◆ WRITTEN PROBLEM
What is the number of lines in the data that hold the string "trội"? Reply with that number only.

::: DATASET RECORDS

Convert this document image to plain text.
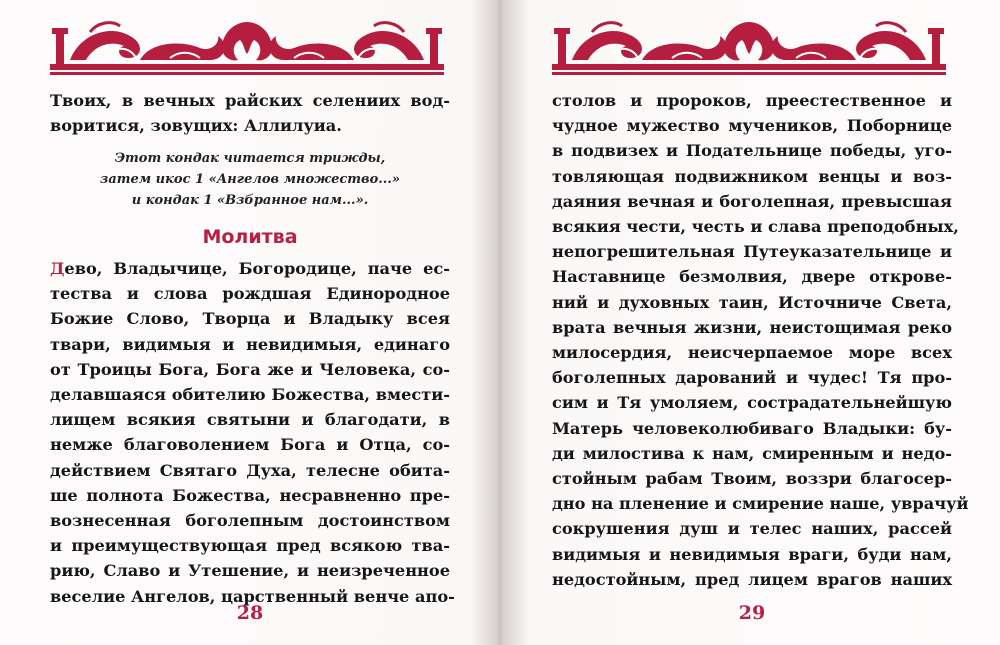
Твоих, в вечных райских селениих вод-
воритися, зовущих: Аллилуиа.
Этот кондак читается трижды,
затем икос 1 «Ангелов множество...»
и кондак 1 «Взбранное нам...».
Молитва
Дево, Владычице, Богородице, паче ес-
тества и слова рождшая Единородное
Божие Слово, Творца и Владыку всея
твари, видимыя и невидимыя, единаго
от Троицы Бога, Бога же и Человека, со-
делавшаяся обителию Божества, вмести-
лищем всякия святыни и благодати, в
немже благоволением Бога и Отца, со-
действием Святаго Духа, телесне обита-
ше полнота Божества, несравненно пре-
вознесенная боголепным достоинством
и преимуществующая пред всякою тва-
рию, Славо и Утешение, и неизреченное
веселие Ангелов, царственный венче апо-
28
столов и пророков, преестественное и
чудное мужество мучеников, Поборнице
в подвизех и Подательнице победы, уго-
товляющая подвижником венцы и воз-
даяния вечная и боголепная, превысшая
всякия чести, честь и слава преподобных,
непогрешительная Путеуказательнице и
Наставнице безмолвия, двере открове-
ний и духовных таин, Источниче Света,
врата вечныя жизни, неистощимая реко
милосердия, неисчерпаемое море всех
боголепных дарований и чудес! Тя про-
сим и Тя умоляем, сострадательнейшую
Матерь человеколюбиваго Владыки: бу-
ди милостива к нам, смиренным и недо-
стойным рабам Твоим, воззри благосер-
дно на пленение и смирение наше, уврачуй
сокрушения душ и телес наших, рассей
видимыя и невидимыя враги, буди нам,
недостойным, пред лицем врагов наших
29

::::::
::: DATASET RECORDS

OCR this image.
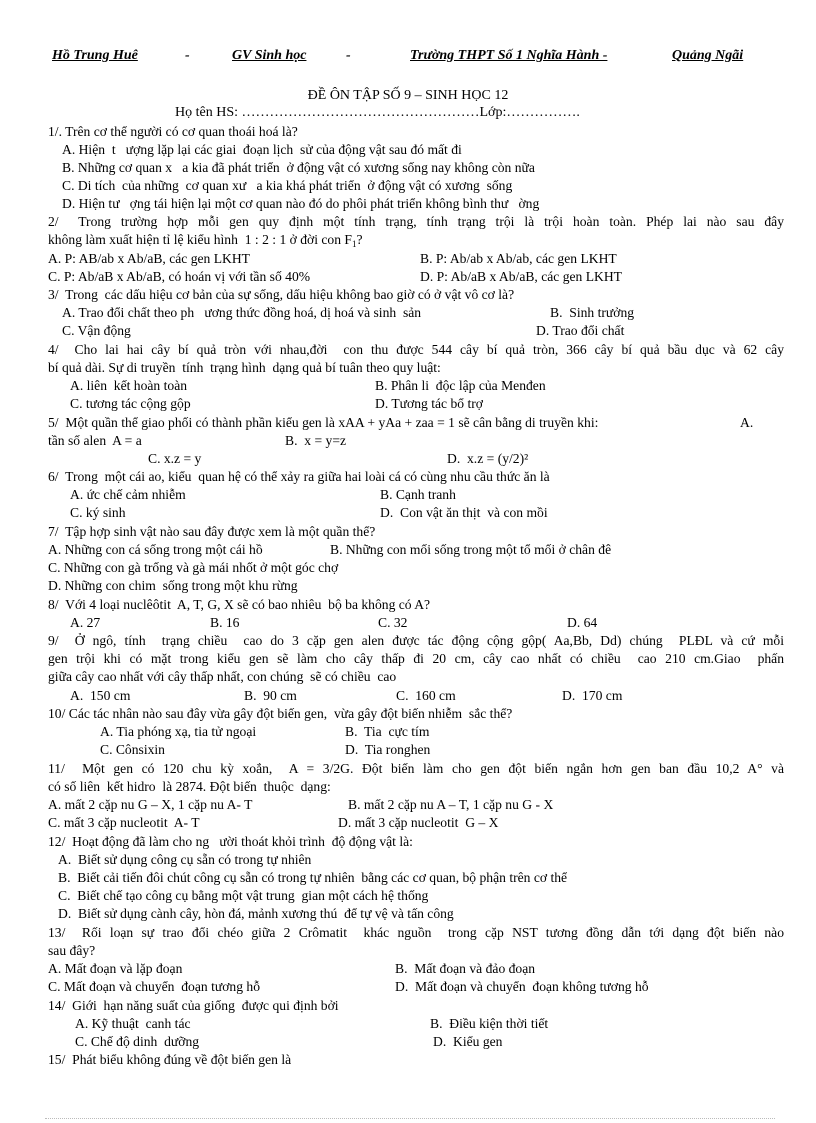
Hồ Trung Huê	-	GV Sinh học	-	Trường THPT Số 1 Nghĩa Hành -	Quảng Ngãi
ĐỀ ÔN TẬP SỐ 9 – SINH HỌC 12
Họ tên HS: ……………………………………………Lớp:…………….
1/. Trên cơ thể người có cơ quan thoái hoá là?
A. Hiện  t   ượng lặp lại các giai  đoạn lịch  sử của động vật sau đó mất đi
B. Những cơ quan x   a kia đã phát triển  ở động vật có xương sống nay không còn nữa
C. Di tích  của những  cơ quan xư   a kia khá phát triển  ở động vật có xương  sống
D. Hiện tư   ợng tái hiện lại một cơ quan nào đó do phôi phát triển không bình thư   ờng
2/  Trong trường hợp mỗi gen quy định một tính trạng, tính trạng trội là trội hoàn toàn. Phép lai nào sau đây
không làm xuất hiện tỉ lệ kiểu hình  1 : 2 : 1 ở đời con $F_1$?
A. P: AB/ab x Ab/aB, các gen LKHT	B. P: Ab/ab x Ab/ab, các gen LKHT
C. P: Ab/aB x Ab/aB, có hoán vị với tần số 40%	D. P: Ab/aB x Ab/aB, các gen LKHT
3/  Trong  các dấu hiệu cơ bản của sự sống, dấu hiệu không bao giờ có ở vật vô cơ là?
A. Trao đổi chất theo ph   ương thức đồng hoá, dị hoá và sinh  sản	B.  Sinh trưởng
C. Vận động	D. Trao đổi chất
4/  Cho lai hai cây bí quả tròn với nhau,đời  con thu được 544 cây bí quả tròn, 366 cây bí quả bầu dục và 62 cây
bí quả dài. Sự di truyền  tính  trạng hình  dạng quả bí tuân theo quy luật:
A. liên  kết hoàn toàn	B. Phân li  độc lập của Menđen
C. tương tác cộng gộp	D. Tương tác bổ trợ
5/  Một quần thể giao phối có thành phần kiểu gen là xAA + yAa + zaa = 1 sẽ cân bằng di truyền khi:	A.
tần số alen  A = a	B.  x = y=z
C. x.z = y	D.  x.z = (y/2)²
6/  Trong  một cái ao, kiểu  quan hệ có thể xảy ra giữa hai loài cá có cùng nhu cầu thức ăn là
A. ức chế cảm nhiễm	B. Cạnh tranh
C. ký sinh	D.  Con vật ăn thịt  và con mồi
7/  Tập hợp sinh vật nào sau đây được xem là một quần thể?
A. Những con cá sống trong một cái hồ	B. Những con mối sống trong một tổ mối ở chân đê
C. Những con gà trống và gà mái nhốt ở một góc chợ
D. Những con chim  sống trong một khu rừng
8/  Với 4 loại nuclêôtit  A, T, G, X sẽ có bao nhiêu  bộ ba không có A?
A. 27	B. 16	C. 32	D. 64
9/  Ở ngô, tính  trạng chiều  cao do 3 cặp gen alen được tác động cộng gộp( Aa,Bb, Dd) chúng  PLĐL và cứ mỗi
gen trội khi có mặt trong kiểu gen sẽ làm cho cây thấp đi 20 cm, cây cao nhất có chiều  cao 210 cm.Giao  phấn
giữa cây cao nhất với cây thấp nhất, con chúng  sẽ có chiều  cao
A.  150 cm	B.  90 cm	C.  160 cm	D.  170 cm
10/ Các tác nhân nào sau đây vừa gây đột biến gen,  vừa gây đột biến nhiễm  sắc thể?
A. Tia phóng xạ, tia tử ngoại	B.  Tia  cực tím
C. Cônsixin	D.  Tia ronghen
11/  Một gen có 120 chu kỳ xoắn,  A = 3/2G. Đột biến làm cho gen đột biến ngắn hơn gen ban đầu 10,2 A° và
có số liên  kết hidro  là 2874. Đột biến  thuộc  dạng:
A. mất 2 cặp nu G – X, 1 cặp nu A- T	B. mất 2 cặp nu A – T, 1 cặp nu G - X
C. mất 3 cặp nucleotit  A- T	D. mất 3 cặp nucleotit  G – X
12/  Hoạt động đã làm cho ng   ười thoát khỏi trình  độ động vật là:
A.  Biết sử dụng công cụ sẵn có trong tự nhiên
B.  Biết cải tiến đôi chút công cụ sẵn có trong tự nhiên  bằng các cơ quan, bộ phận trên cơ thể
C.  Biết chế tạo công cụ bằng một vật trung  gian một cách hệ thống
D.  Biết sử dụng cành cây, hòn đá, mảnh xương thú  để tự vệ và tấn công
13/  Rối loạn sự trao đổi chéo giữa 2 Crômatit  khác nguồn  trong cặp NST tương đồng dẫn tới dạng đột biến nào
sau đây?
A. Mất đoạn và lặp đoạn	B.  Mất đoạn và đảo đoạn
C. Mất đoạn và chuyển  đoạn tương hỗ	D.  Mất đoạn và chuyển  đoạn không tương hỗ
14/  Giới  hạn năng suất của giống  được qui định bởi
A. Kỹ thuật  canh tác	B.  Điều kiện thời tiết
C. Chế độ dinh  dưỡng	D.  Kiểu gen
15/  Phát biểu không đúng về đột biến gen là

::::::

◆ COMPLETE RESPONSE
2